Once the pictures are set aside, transcribe the remaining data exactly.

§ Recorded data:
==================================================

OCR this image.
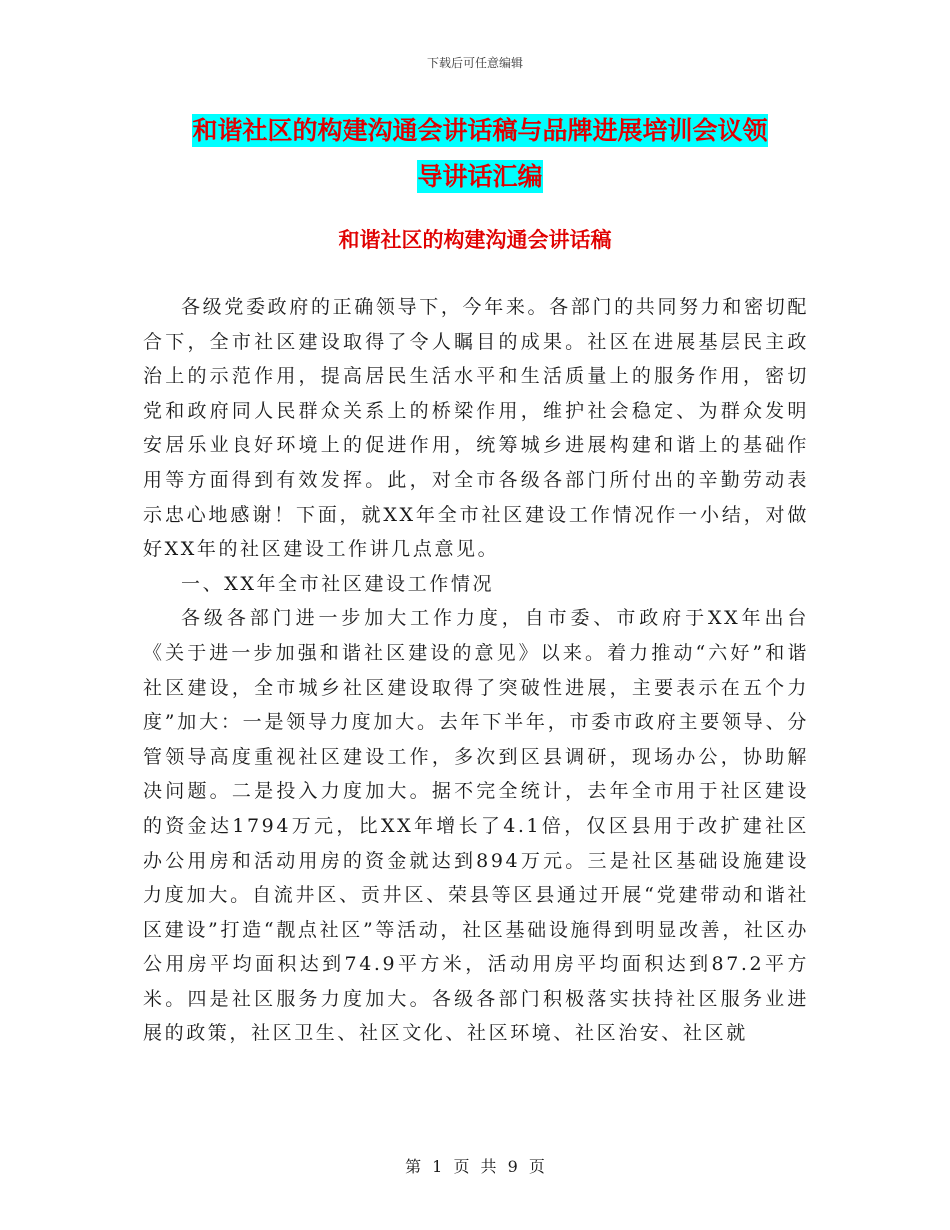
下载后可任意编辑
和谐社区的构建沟通会讲话稿与品牌进展培训会议领
导讲话汇编
和谐社区的构建沟通会讲话稿

各级党委政府的正确领导下，今年来。各部门的共同努力和密切配合下，全市社区建设取得了令人瞩目的成果。社区在进展基层民主政治上的示范作用，提高居民生活水平和生活质量上的服务作用，密切党和政府同人民群众关系上的桥梁作用，维护社会稳定、为群众发明安居乐业良好环境上的促进作用，统筹城乡进展构建和谐上的基础作用等方面得到有效发挥。此，对全市各级各部门所付出的辛勤劳动表示忠心地感谢！下面，就XX年全市社区建设工作情况作一小结，对做好XX年的社区建设工作讲几点意见。

一、XX年全市社区建设工作情况

各级各部门进一步加大工作力度，自市委、市政府于XX年出台《关于进一步加强和谐社区建设的意见》以来。着力推动“六好”和谐社区建设，全市城乡社区建设取得了突破性进展，主要表示在五个力度”加大：一是领导力度加大。去年下半年，市委市政府主要领导、分管领导高度重视社区建设工作，多次到区县调研，现场办公，协助解决问题。二是投入力度加大。据不完全统计，去年全市用于社区建设的资金达1794万元，比XX年增长了4.1倍，仅区县用于改扩建社区办公用房和活动用房的资金就达到894万元。三是社区基础设施建设力度加大。自流井区、贡井区、荣县等区县通过开展“党建带动和谐社区建设”打造“靓点社区”等活动，社区基础设施得到明显改善，社区办公用房平均面积达到74.9平方米，活动用房平均面积达到87.2平方米。四是社区服务力度加大。各级各部门积极落实扶持社区服务业进展的政策，社区卫生、社区文化、社区环境、社区治安、社区就

第 1 页 共 9 页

==================================================

§ Output of the task:
OCR this image.
下载后可任意编辑
和谐社区的构建沟通会讲话稿与品牌进展培训会议领
导讲话汇编
和谐社区的构建沟通会讲话稿

各级党委政府的正确领导下，今年来。各部门的共同努力和密切配合下，全市社区建设取得了令人瞩目的成果。社区在进展基层民主政治上的示范作用，提高居民生活水平和生活质量上的服务作用，密切党和政府同人民群众关系上的桥梁作用，维护社会稳定、为群众发明安居乐业良好环境上的促进作用，统筹城乡进展构建和谐上的基础作用等方面得到有效发挥。此，对全市各级各部门所付出的辛勤劳动表示忠心地感谢！下面，就XX年全市社区建设工作情况作一小结，对做好XX年的社区建设工作讲几点意见。

一、XX年全市社区建设工作情况

各级各部门进一步加大工作力度，自市委、市政府于XX年出台《关于进一步加强和谐社区建设的意见》以来。着力推动“六好”和谐社区建设，全市城乡社区建设取得了突破性进展，主要表示在五个力度”加大：一是领导力度加大。去年下半年，市委市政府主要领导、分管领导高度重视社区建设工作，多次到区县调研，现场办公，协助解决问题。二是投入力度加大。据不完全统计，去年全市用于社区建设的资金达1794万元，比XX年增长了4.1倍，仅区县用于改扩建社区办公用房和活动用房的资金就达到894万元。三是社区基础设施建设力度加大。自流井区、贡井区、荣县等区县通过开展“党建带动和谐社区建设”打造“靓点社区”等活动，社区基础设施得到明显改善，社区办公用房平均面积达到74.9平方米，活动用房平均面积达到87.2平方米。四是社区服务力度加大。各级各部门积极落实扶持社区服务业进展的政策，社区卫生、社区文化、社区环境、社区治安、社区就

第 1 页 共 9 页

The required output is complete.